→ WRITTEN TASK: Write out only the tail of the records, beginning at the line containing "Transcribe this image's" and including the last line, exactly as written.

## BEGIN GIVEN RECORDS

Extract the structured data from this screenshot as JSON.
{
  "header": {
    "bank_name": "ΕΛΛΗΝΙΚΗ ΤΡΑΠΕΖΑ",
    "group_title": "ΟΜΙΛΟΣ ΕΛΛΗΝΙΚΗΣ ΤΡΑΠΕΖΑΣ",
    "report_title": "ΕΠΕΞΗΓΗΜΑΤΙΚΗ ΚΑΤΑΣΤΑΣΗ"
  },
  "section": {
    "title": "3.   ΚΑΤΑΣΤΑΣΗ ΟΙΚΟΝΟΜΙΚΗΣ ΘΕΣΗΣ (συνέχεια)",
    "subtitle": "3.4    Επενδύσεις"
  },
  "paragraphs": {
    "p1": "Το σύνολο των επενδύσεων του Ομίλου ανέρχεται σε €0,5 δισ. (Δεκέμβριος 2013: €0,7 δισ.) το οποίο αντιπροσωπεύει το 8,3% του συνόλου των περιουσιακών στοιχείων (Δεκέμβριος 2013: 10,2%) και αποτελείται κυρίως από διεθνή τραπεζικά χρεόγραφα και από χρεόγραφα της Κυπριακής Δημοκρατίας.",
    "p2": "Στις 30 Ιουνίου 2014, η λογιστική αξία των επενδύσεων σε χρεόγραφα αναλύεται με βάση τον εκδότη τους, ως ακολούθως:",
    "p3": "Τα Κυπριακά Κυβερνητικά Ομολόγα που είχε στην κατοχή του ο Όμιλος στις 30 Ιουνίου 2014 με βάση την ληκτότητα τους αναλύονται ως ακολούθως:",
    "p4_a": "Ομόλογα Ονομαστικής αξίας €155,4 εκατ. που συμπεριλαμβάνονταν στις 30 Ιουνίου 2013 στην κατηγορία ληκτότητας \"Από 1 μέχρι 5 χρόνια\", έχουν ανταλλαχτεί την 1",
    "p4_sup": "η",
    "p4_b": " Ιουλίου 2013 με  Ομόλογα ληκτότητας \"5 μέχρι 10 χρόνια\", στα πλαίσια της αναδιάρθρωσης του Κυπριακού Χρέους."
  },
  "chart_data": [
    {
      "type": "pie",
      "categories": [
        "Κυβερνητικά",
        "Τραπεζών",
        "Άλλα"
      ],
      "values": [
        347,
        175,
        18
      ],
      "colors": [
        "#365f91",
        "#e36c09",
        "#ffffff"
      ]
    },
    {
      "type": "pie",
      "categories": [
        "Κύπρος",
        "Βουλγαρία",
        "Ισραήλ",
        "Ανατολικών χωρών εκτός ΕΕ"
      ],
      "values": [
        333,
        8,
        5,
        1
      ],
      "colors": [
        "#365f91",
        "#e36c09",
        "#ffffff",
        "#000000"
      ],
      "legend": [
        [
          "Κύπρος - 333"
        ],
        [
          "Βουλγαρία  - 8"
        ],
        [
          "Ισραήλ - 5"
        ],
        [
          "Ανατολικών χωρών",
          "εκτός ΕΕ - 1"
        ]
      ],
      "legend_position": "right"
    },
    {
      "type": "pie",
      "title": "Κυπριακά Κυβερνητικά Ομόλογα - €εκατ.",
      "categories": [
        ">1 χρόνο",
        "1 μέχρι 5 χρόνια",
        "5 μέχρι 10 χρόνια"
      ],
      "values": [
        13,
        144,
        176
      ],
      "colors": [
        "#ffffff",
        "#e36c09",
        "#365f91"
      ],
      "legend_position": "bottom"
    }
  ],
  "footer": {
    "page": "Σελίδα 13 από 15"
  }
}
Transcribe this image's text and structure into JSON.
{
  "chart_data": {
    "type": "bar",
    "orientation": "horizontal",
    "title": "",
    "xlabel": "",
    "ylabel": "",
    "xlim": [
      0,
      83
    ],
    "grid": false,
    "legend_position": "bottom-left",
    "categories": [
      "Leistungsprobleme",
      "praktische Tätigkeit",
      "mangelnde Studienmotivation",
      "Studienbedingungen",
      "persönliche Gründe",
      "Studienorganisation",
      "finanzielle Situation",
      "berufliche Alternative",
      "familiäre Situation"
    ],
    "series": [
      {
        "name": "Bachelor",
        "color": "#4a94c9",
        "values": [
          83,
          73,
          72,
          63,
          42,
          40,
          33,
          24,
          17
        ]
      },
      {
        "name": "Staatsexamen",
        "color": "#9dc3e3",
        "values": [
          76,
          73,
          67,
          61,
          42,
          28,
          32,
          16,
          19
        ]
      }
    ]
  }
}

## END GIVEN RECORDS

→ TASK RESULT:
Transcribe this image's text and structure into JSON.
{
  "chart_data": {
    "type": "bar",
    "orientation": "horizontal",
    "title": "",
    "xlabel": "",
    "ylabel": "",
    "xlim": [
      0,
      83
    ],
    "grid": false,
    "legend_position": "bottom-left",
    "categories": [
      "Leistungsprobleme",
      "praktische Tätigkeit",
      "mangelnde Studienmotivation",
      "Studienbedingungen",
      "persönliche Gründe",
      "Studienorganisation",
      "finanzielle Situation",
      "berufliche Alternative",
      "familiäre Situation"
    ],
    "series": [
      {
        "name": "Bachelor",
        "color": "#4a94c9",
        "values": [
          83,
          73,
          72,
          63,
          42,
          40,
          33,
          24,
          17
        ]
      },
      {
        "name": "Staatsexamen",
        "color": "#9dc3e3",
        "values": [
          76,
          73,
          67,
          61,
          42,
          28,
          32,
          16,
          19
        ]
      }
    ]
  }
}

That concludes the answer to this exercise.